* Begin Material for the task *

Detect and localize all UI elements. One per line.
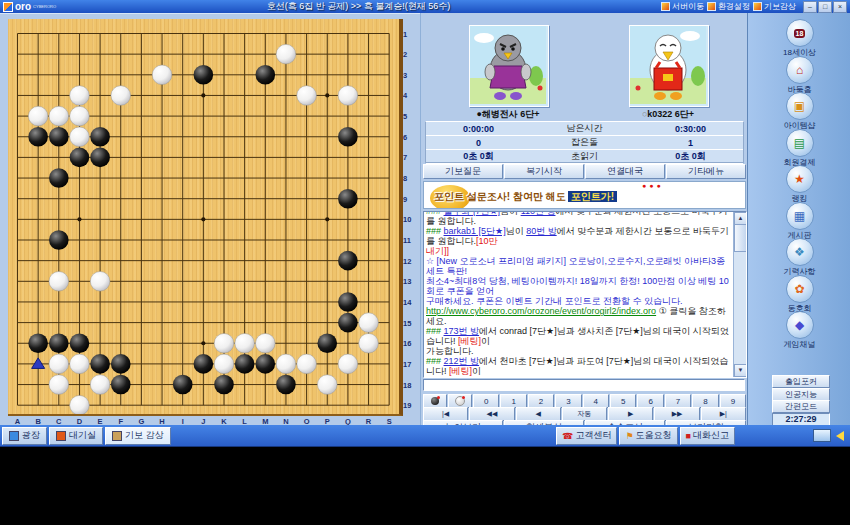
row-label-16: 16 bbox=[403, 339, 415, 348]
minimize-button[interactable]: – bbox=[803, 1, 817, 13]
banner-text: 포인트 설문조사! 참여만 해도포인트가! bbox=[434, 190, 617, 204]
black-stone-Q14 bbox=[338, 292, 358, 312]
help-request-icon: ⚑ bbox=[625, 431, 633, 441]
phone-icon: ☎ bbox=[562, 431, 573, 441]
black-remaining-time: 0:00:00 bbox=[426, 124, 531, 134]
black-stone-L17 bbox=[235, 354, 255, 374]
window-controls: – □ × bbox=[803, 1, 847, 13]
sidebar-small-button-3[interactable]: 간편모드 bbox=[772, 400, 830, 413]
white-stone-C18 bbox=[49, 375, 69, 395]
game-channel-icon: ◆ bbox=[786, 311, 814, 339]
white-stone-E18 bbox=[90, 375, 110, 395]
chat-line-10: ### 212번 방에서 천마초 [7단★]님과 파도여 [7단★]님의 대국이… bbox=[426, 356, 733, 376]
chat-link[interactable]: 80번 방 bbox=[526, 226, 557, 236]
white-remaining-time: 0:30:00 bbox=[638, 124, 743, 134]
go-board[interactable] bbox=[8, 19, 403, 416]
taskbar-tab-icon-1 bbox=[9, 431, 19, 441]
home-icon-glyph: ⌂ bbox=[796, 64, 803, 76]
move-number-button-1[interactable]: 1 bbox=[500, 394, 526, 408]
row-label-18: 18 bbox=[403, 381, 415, 390]
chat-line-1: ### 불주와 [7단★]님이 110번 방에서 맞수분과 제한시간 보통으로 … bbox=[426, 211, 733, 226]
bulletin-board-icon: ▦ bbox=[786, 202, 814, 230]
18-badge: 18 bbox=[794, 29, 806, 38]
white-stone-C5 bbox=[49, 106, 69, 126]
chat-text: 내기]] bbox=[426, 246, 449, 256]
black-stone-J3 bbox=[194, 65, 214, 85]
chat-text: 가능합니다. bbox=[426, 376, 474, 378]
row-label-9: 9 bbox=[403, 195, 415, 204]
white-stone-P18 bbox=[317, 375, 337, 395]
chat-messages: ### 불주와 [7단★]님이 110번 방에서 맞수분과 제한시간 보통으로 … bbox=[426, 211, 733, 378]
move-number-button-4[interactable]: 4 bbox=[583, 394, 609, 408]
white-stone-N2 bbox=[276, 44, 296, 64]
white-stone-L16 bbox=[235, 333, 255, 353]
speaker-icon[interactable] bbox=[836, 431, 844, 441]
payment-icon: ▤ bbox=[786, 129, 814, 157]
chat-text: [베팅] bbox=[458, 336, 481, 346]
black-stone-N18 bbox=[276, 375, 296, 395]
black-captures: 0 bbox=[426, 138, 531, 148]
taskbar-tab-label: 기보 감상 bbox=[125, 429, 164, 442]
chat-line-11: 가능합니다. bbox=[426, 376, 733, 378]
chat-line-5: 최소4~최대8억 당첨, 베팅아이템까지! 18일까지 한정! 100만점 이상… bbox=[426, 276, 733, 296]
action-button-3[interactable]: 연결대국 bbox=[585, 164, 665, 179]
chat-line-9: 가능합니다. bbox=[426, 346, 733, 356]
white-stone-D19 bbox=[70, 395, 90, 414]
black-stone-numbers-button[interactable] bbox=[423, 394, 447, 408]
action-button-4[interactable]: 기타메뉴 bbox=[666, 164, 746, 179]
white-stone-O17 bbox=[297, 354, 317, 374]
move-number-button-0[interactable]: 0 bbox=[473, 394, 499, 408]
step-back-button[interactable]: ◀ bbox=[516, 407, 561, 421]
step-forward-button[interactable]: ▶ bbox=[608, 407, 653, 421]
row-label-5: 5 bbox=[403, 112, 415, 121]
white-stone-D17 bbox=[70, 354, 90, 374]
white-stone-O4 bbox=[297, 86, 317, 106]
game-status-title: 호선(흑 6집 반 공제) >> 흑 불계승!(현재 56수) bbox=[56, 0, 661, 13]
taskbar-tab-1[interactable]: 광장 bbox=[2, 427, 47, 445]
white-stone-R16 bbox=[359, 333, 379, 353]
black-stone-M3 bbox=[255, 65, 275, 85]
black-stone-D16 bbox=[70, 333, 90, 353]
black-stone-F17 bbox=[111, 354, 131, 374]
app-window: oro CYBERORO 호선(흑 6집 반 공제) >> 흑 불계승!(현재 … bbox=[0, 0, 850, 447]
banner-highlight: 포인트가! bbox=[568, 191, 617, 202]
logo-text: oro bbox=[15, 1, 31, 12]
row-label-10: 10 bbox=[403, 215, 415, 224]
cyberoro-app: oro CYBERORO 호선(흑 6집 반 공제) >> 흑 불계승!(현재 … bbox=[0, 0, 850, 525]
sidebar-item-2[interactable]: ⌂바둑홈 bbox=[748, 56, 850, 95]
sidebar-small-button-1[interactable]: 출입포커 bbox=[772, 375, 830, 388]
white-stone-numbers-button[interactable] bbox=[448, 394, 472, 408]
black-stone-Q15 bbox=[338, 313, 358, 333]
banner-dots: ●●● bbox=[642, 182, 664, 189]
white-stone-D5 bbox=[70, 106, 90, 126]
sidebar-item-7[interactable]: ❖기력사항 bbox=[748, 238, 850, 277]
chat-report-button[interactable]: ■대화신고 bbox=[680, 427, 735, 445]
item-shop-icon-glyph: ▣ bbox=[794, 100, 805, 112]
black-stone-Q9 bbox=[338, 189, 358, 209]
chat-text: 최소4~최대8억 당첨, 베팅아이템까지! 18일까지 한정! 100만점 이상… bbox=[426, 276, 729, 296]
white-stone-M16 bbox=[255, 333, 275, 353]
chat-line-3: 내기]] bbox=[426, 246, 733, 256]
black-stone-J17 bbox=[194, 354, 214, 374]
replay-transport-row: |◀◀◀◀자동▶▶▶▶| bbox=[423, 407, 746, 421]
bottom-taskbar: 광장대기실기보 감상 ☎고객센터⚑도움요청■대화신고 bbox=[0, 425, 850, 446]
chat-text: [10만 bbox=[476, 236, 498, 246]
customer-center-button[interactable]: ☎고객센터 bbox=[556, 427, 617, 445]
auto-replay-button[interactable]: 자동 bbox=[562, 407, 607, 421]
row-label-4: 4 bbox=[403, 91, 415, 100]
sidebar-item-9[interactable]: ◆게임채널 bbox=[748, 311, 850, 350]
fast-forward-button[interactable]: ▶▶ bbox=[654, 407, 699, 421]
settings-button[interactable]: 환경설정 bbox=[707, 1, 750, 12]
taskbar-tab-label: 광장 bbox=[22, 429, 40, 442]
point-event-banner[interactable]: ●●● 포인트 설문조사! 참여만 해도포인트가! bbox=[423, 181, 746, 209]
club-icon: ✿ bbox=[786, 275, 814, 303]
taskbar-tab-2[interactable]: 대기실 bbox=[49, 427, 103, 445]
help-request-button[interactable]: ⚑도움요청 bbox=[619, 427, 677, 445]
move-number-buttons-row: 0123456789 bbox=[423, 394, 746, 408]
chat-text: 가능합니다. bbox=[426, 346, 474, 356]
white-player-avatar bbox=[629, 25, 709, 107]
ranking-icon: ★ bbox=[786, 165, 814, 193]
chat-text: [베팅] bbox=[449, 366, 472, 376]
white-stone-numbers-icon bbox=[455, 396, 465, 406]
black-stone-E17 bbox=[90, 354, 110, 374]
row-label-17: 17 bbox=[403, 360, 415, 369]
screen-mode-icon[interactable] bbox=[813, 429, 831, 442]
restore-button[interactable]: □ bbox=[818, 1, 832, 13]
server-move-button[interactable]: 서버이동 bbox=[661, 1, 704, 12]
game-record-button[interactable]: 기보감상 bbox=[753, 1, 796, 12]
byoyomi-row: 0초 0회 초읽기 0초 0회 bbox=[426, 150, 743, 164]
task-button-label: 대화신고 bbox=[693, 429, 729, 442]
scroll-down-icon[interactable]: ▼ bbox=[734, 364, 747, 377]
chat-link[interactable]: http://www.cyberoro.com/orozone/event/or… bbox=[426, 306, 656, 316]
bulletin-board-icon-glyph: ▦ bbox=[794, 210, 805, 222]
row-label-3: 3 bbox=[403, 71, 415, 80]
chat-text: 이 bbox=[481, 336, 490, 346]
last-move-triangle-marker bbox=[32, 358, 45, 369]
black-stone-I18 bbox=[173, 375, 193, 395]
chat-scrollbar[interactable]: ▲ ▼ bbox=[733, 212, 746, 377]
report-icon: ■ bbox=[686, 431, 691, 441]
sidebar-item-1[interactable]: 1818세이상 bbox=[748, 19, 850, 58]
black-player-avatar bbox=[469, 25, 549, 107]
row-label-12: 12 bbox=[403, 257, 415, 266]
game-info-table: 0:00:00 남은시간 0:30:00 0 잡은돌 1 0초 0회 초읽기 0… bbox=[425, 121, 744, 163]
taskbar-tab-3[interactable]: 기보 감상 bbox=[105, 427, 171, 445]
black-stone-K18 bbox=[214, 375, 234, 395]
club-icon-glyph: ✿ bbox=[794, 283, 804, 295]
go-board-grid bbox=[8, 19, 399, 414]
row-label-6: 6 bbox=[403, 133, 415, 142]
move-number-button-3[interactable]: 3 bbox=[555, 394, 581, 408]
white-stone-R15 bbox=[359, 313, 379, 333]
row-label-1: 1 bbox=[403, 30, 415, 39]
title-bar: oro CYBERORO 호선(흑 6집 반 공제) >> 흑 불계승!(현재 … bbox=[0, 0, 850, 13]
chat-link[interactable]: barkab1 [5단★] bbox=[444, 226, 506, 236]
move-number-button-2[interactable]: 2 bbox=[528, 394, 554, 408]
right-sidebar: 1818세이상⌂바둑홈▣아이템샵▤회원결제★랭킹▦게시판❖기력사항✿동호회◆게임… bbox=[747, 13, 850, 425]
chat-link[interactable]: 173번 방 bbox=[444, 326, 480, 336]
move-number-button-8[interactable]: 8 bbox=[692, 394, 718, 408]
black-stone-M17 bbox=[255, 354, 275, 374]
action-button-2[interactable]: 복기시작 bbox=[504, 164, 584, 179]
go-to-start-button[interactable]: |◀ bbox=[423, 407, 468, 421]
captures-row: 0 잡은돌 1 bbox=[426, 136, 743, 150]
white-stone-H3 bbox=[152, 65, 172, 85]
close-button[interactable]: × bbox=[833, 1, 847, 13]
home-icon: ⌂ bbox=[786, 56, 814, 84]
black-stone-E7 bbox=[90, 148, 110, 168]
white-stone-N17 bbox=[276, 354, 296, 374]
game-record-icon bbox=[753, 2, 762, 11]
white-stone-B5 bbox=[28, 106, 48, 126]
black-stone-F18 bbox=[111, 375, 131, 395]
sidebar-item-8[interactable]: ✿동호회 bbox=[748, 275, 850, 314]
taskbar-tab-label: 대기실 bbox=[69, 429, 96, 442]
move-number-button-6[interactable]: 6 bbox=[637, 394, 663, 408]
move-number-button-7[interactable]: 7 bbox=[665, 394, 691, 408]
chat-link[interactable]: 212번 방 bbox=[444, 356, 480, 366]
move-number-button-9[interactable]: 9 bbox=[720, 394, 746, 408]
chat-text: 이 bbox=[472, 366, 481, 376]
white-byoyomi: 0초 0회 bbox=[638, 150, 743, 163]
white-stone-F4 bbox=[111, 86, 131, 106]
row-label-8: 8 bbox=[403, 174, 415, 183]
white-stone-Q17 bbox=[338, 354, 358, 374]
action-buttons-row: 기보질문복기시작연결대국기타메뉴 bbox=[423, 164, 746, 179]
black-stone-Q12 bbox=[338, 251, 358, 271]
white-stone-K17 bbox=[214, 354, 234, 374]
chat-text: ☆ [New 오로소녀 프리미엄 패키지] 오로낭이,오로수지,오로래빗 아바타… bbox=[426, 256, 725, 276]
row-label-7: 7 bbox=[403, 153, 415, 162]
game-channel-icon-glyph: ◆ bbox=[795, 319, 804, 331]
chat-text: ### bbox=[426, 326, 444, 336]
white-stone-E13 bbox=[90, 272, 110, 292]
rating-info-icon: ❖ bbox=[786, 238, 814, 266]
rating-info-icon-glyph: ❖ bbox=[794, 246, 805, 258]
chat-line-7: http://www.cyberoro.com/orozone/event/or… bbox=[426, 306, 733, 326]
chat-line-4: ☆ [New 오로소녀 프리미엄 패키지] 오로낭이,오로수지,오로래빗 아바타… bbox=[426, 256, 733, 276]
task-button-label: 도움요청 bbox=[636, 429, 672, 442]
chat-area[interactable]: ### 불주와 [7단★]님이 110번 방에서 맞수분과 제한시간 보통으로 … bbox=[423, 211, 747, 378]
payment-icon-glyph: ▤ bbox=[794, 137, 805, 149]
sidebar-item-5[interactable]: ★랭킹 bbox=[748, 165, 850, 204]
chat-text: 님이 bbox=[500, 211, 521, 216]
chat-line-6: 구매하세요. 쿠폰은 이벤트 기간내 포인트로 전환할 수 있습니다. bbox=[426, 296, 733, 306]
age-18-badge-icon: 18 bbox=[786, 19, 814, 47]
white-captures: 1 bbox=[638, 138, 743, 148]
item-shop-icon: ▣ bbox=[786, 92, 814, 120]
fast-rewind-button[interactable]: ◀◀ bbox=[469, 407, 514, 421]
row-label-11: 11 bbox=[403, 236, 415, 245]
white-stone-K16 bbox=[214, 333, 234, 353]
black-stone-D7 bbox=[70, 148, 90, 168]
black-stone-P16 bbox=[317, 333, 337, 353]
server-move-icon bbox=[661, 2, 670, 11]
action-button-1[interactable]: 기보질문 bbox=[423, 164, 503, 179]
go-to-end-button[interactable]: ▶| bbox=[701, 407, 746, 421]
black-stone-C11 bbox=[49, 230, 69, 250]
titlebar-buttons: 서버이동 환경설정 기보감상 – □ × bbox=[661, 1, 850, 13]
ranking-icon-glyph: ★ bbox=[794, 173, 805, 185]
black-stone-C16 bbox=[49, 333, 69, 353]
row-label-19: 19 bbox=[403, 401, 415, 410]
black-stone-B6 bbox=[28, 127, 48, 147]
sidebar-small-button-2[interactable]: 인공지능 bbox=[772, 388, 830, 401]
oro-logo: oro CYBERORO bbox=[0, 1, 56, 12]
black-stone-C6 bbox=[49, 127, 69, 147]
logo-icon bbox=[3, 2, 13, 12]
black-player-name: ●해병전사 6단+ bbox=[423, 108, 593, 121]
row-label-15: 15 bbox=[403, 319, 415, 328]
chat-text: 님이 bbox=[506, 226, 527, 236]
black-stone-numbers-icon bbox=[431, 397, 439, 405]
black-stone-B16 bbox=[28, 333, 48, 353]
row-label-13: 13 bbox=[403, 277, 415, 286]
sidebar-item-4[interactable]: ▤회원결제 bbox=[748, 129, 850, 168]
black-stone-Q6 bbox=[338, 127, 358, 147]
chat-line-8: ### 173번 방에서 conrad [7단★]님과 생사치존 [7단★]님의… bbox=[426, 326, 733, 346]
row-label-14: 14 bbox=[403, 298, 415, 307]
black-byoyomi: 0초 0회 bbox=[426, 150, 531, 163]
board-panel: 12345678910111213141516171819 ABCDEFGHIJ… bbox=[0, 13, 420, 426]
row-label-2: 2 bbox=[403, 50, 415, 59]
sidebar-item-6[interactable]: ▦게시판 bbox=[748, 202, 850, 241]
white-stone-C13 bbox=[49, 272, 69, 292]
scroll-thumb[interactable] bbox=[734, 224, 747, 252]
white-stone-Q4 bbox=[338, 86, 358, 106]
task-button-label: 고객센터 bbox=[575, 429, 611, 442]
sidebar-item-label: 게임채널 bbox=[748, 339, 850, 350]
black-stone-C8 bbox=[49, 168, 69, 188]
white-stone-C17 bbox=[49, 354, 69, 374]
white-player-name: ○k0322 6단+ bbox=[583, 108, 753, 121]
settings-icon bbox=[707, 2, 716, 11]
white-stone-D4 bbox=[70, 86, 90, 106]
remaining-time-row: 0:00:00 남은시간 0:30:00 bbox=[426, 122, 743, 136]
white-stone-D6 bbox=[70, 127, 90, 147]
black-stone-E6 bbox=[90, 127, 110, 147]
sidebar-item-3[interactable]: ▣아이템샵 bbox=[748, 92, 850, 131]
logo-subtext: CYBERORO bbox=[33, 4, 56, 9]
chat-input[interactable] bbox=[423, 379, 745, 391]
move-number-button-5[interactable]: 5 bbox=[610, 394, 636, 408]
chat-text: ### bbox=[426, 356, 444, 366]
game-info-panel: ●해병전사 6단+ ○k0322 6단+ 0:00:00 남은시간 0:30:0… bbox=[420, 13, 748, 425]
chat-text: ### bbox=[426, 226, 444, 236]
chat-text: 구매하세요. 쿠폰은 이벤트 기간내 포인트로 전환할 수 있습니다. bbox=[426, 296, 683, 306]
chat-link[interactable]: 110번 방 bbox=[521, 211, 556, 216]
taskbar-tab-icon-2 bbox=[56, 431, 66, 441]
chat-line-2: ### barkab1 [5단★]님이 80번 방에서 맞수분과 제한시간 보통… bbox=[426, 226, 733, 246]
taskbar-tab-icon-3 bbox=[112, 431, 122, 441]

* End Material for the task *

Directive | Extract each line from the items above that contains the string "제한시간".

Exercise solution |
chat-line-1: ### 불주와 [7단★]님이 110번 방에서 맞수분과 제한시간 보통으로 … bbox=[426, 211, 733, 226]
chat-messages: ### 불주와 [7단★]님이 110번 방에서 맞수분과 제한시간 보통으로 … bbox=[426, 211, 733, 378]
chat-area[interactable]: ### 불주와 [7단★]님이 110번 방에서 맞수분과 제한시간 보통으로 … bbox=[423, 211, 747, 378]
chat-line-2: ### barkab1 [5단★]님이 80번 방에서 맞수분과 제한시간 보통… bbox=[426, 226, 733, 246]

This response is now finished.